STATED TASK: Exactly as written, retype the lines that run from the line holding "What text is on this page?" through the end of the records below. Do not include pictures.

MATERIAL FOR THIS EXERCISE:
****************************************

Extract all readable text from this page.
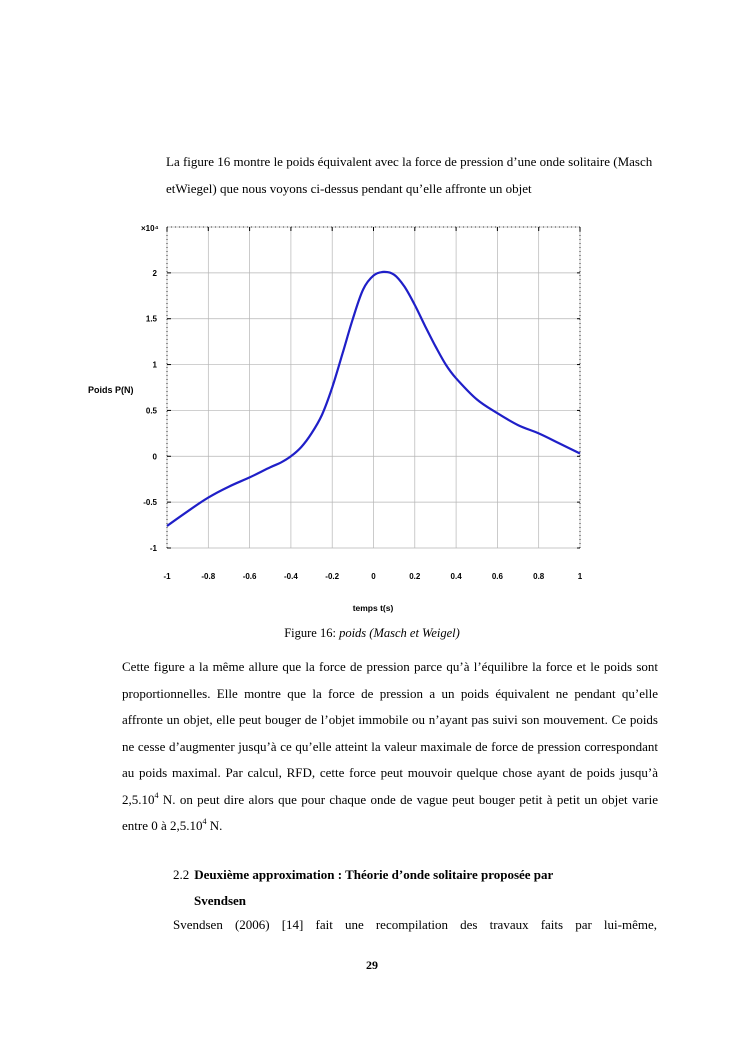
La figure 16 montre le poids équivalent avec la force de pression d’une onde solitaire (Masch etWiegel) que nous voyons ci-dessus pendant qu’elle affronte un objet
-1	-0.8	-0.6	-0.4	-0.2	0	0.2	0.4	0.6	0.8	1
-1
-0.5
0
0.5
1
1.5
2
×10⁴
Poids P(N)
temps t(s)
Figure 16: poids (Masch et Weigel)
Cette figure a la même allure que la force de pression parce qu’à l’équilibre la force et le poids sont proportionnelles. Elle montre que la force de pression a un poids équivalent ne pendant qu’elle affronte un objet, elle peut bouger de l’objet immobile ou n’ayant pas suivi son mouvement. Ce poids ne cesse d’augmenter jusqu’à ce qu’elle atteint la valeur maximale de force de pression correspondant au poids maximal. Par calcul, RFD, cette force peut mouvoir quelque chose ayant de poids jusqu’à 2,5.10$^4$ N. on peut dire alors que pour chaque onde de vague peut bouger petit à petit un objet varie entre 0 à 2,5.10$^4$ N.
2.2 Deuxième approximation : Théorie d’onde solitaire proposée par
Svendsen
Svendsen (2006) [14] fait une recompilation des travaux faits par lui-même,
29
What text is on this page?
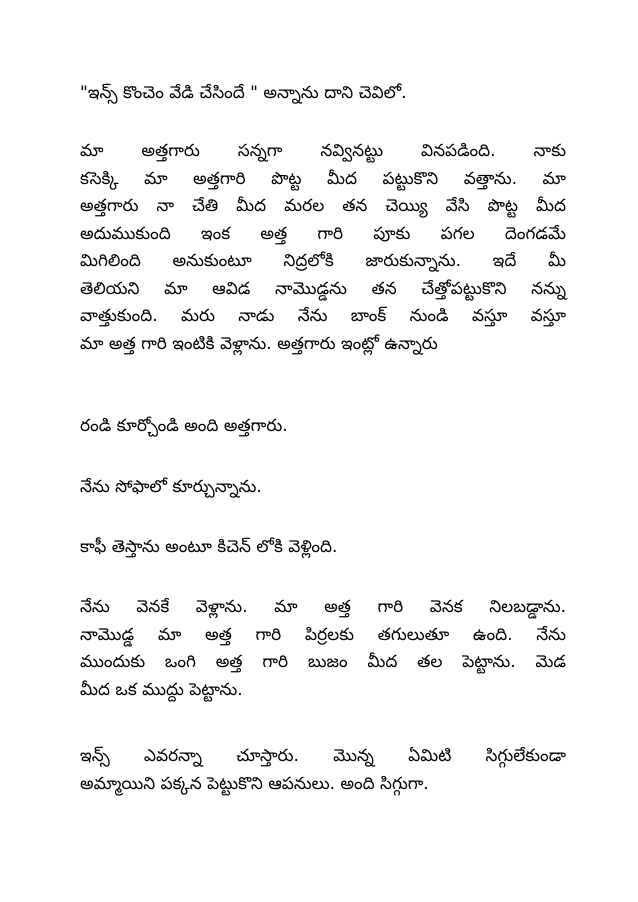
"ఇన్స్ కొంచెం వేడి చేసిందే " అన్నాను దాని చెవిలో.
మా అత్తగారు సన్నగా నవ్వినట్టు వినపడింది. నాకు
కసెక్కి మా అత్తగారి పొట్ట మీద పట్టుకొని వత్తాను. మా
అత్తగారు నా చేతి మీద మరల తన చెయ్యి వేసి పొట్ట మీద
అదుముకుంది ఇంక అత్త గారి పూకు పగల దెంగడమే
మిగిలింది అనుకుంటూ నిద్రలోకి జారుకున్నాను. ఇదే మీ
తెలియని మా ఆవిడ నామొడ్డను తన చేత్తోపట్టుకొని నన్ను
వాత్తుకుంది. మరు నాడు నేను బాంక్ నుండి వస్తూ వస్తూ
మా అత్త గారి ఇంటికి వెళ్లాను. అత్తగారు ఇంట్లో ఉన్నారు
రండి కూర్చోండి అంది అత్తగారు.
నేను సోఫాలో కూర్చున్నాను.
కాఫీ తెస్తాను అంటూ కిచెన్ లోకి వెళ్లింది.
నేను వెనకే వెళ్లాను. మా అత్త గారి వెనక నిలబడ్డాను.
నామొడ్డ మా అత్త గారి పిర్రలకు తగులుతూ ఉంది. నేను
ముందుకు ఒంగి అత్త గారి బుజం మీద తల పెట్టాను. మెడ
మీద ఒక ముద్దు పెట్టాను.
ఇన్స్ ఎవరన్నా చూస్తారు. మొన్న ఏమిటి సిగ్గులేకుండా
అమ్మాయిని పక్కన పెట్టుకొని ఆపనులు. అంది సిగ్గుగా.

****************************************

RESPONSE FOR THIS EXERCISE:
What text is on this page?
"ఇన్స్ కొంచెం వేడి చేసిందే " అన్నాను దాని చెవిలో.
మా అత్తగారు సన్నగా నవ్వినట్టు వినపడింది. నాకు
కసెక్కి మా అత్తగారి పొట్ట మీద పట్టుకొని వత్తాను. మా
అత్తగారు నా చేతి మీద మరల తన చెయ్యి వేసి పొట్ట మీద
అదుముకుంది ఇంక అత్త గారి పూకు పగల దెంగడమే
మిగిలింది అనుకుంటూ నిద్రలోకి జారుకున్నాను. ఇదే మీ
తెలియని మా ఆవిడ నామొడ్డను తన చేత్తోపట్టుకొని నన్ను
వాత్తుకుంది. మరు నాడు నేను బాంక్ నుండి వస్తూ వస్తూ
మా అత్త గారి ఇంటికి వెళ్లాను. అత్తగారు ఇంట్లో ఉన్నారు
రండి కూర్చోండి అంది అత్తగారు.
నేను సోఫాలో కూర్చున్నాను.
కాఫీ తెస్తాను అంటూ కిచెన్ లోకి వెళ్లింది.
నేను వెనకే వెళ్లాను. మా అత్త గారి వెనక నిలబడ్డాను.
నామొడ్డ మా అత్త గారి పిర్రలకు తగులుతూ ఉంది. నేను
ముందుకు ఒంగి అత్త గారి బుజం మీద తల పెట్టాను. మెడ
మీద ఒక ముద్దు పెట్టాను.
ఇన్స్ ఎవరన్నా చూస్తారు. మొన్న ఏమిటి సిగ్గులేకుండా
అమ్మాయిని పక్కన పెట్టుకొని ఆపనులు. అంది సిగ్గుగా.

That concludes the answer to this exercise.